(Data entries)
+--

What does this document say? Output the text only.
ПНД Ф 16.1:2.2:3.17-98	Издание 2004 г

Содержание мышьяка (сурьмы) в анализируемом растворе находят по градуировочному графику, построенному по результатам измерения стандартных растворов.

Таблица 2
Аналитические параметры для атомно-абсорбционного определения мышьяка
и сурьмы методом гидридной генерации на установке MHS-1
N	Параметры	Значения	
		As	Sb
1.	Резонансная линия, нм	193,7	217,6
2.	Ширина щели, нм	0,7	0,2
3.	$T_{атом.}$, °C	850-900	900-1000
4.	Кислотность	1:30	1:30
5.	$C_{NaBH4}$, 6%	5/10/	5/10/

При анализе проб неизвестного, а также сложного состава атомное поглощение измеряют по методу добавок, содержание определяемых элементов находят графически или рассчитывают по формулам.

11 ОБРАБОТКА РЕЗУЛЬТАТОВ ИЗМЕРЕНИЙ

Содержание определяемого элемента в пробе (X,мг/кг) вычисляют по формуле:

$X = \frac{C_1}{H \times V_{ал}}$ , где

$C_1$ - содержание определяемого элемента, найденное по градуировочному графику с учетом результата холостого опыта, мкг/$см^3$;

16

+--

**What to work on**
Find each line in the records holding the string "определяемого" and show it.

**Response to this task**
Содержание определяемого элемента в пробе (X,мг/кг) вычисляют по формуле:
$C_1$ - содержание определяемого элемента, найденное по градуировочному графику с учетом результата холостого опыта, мкг/$см^3$;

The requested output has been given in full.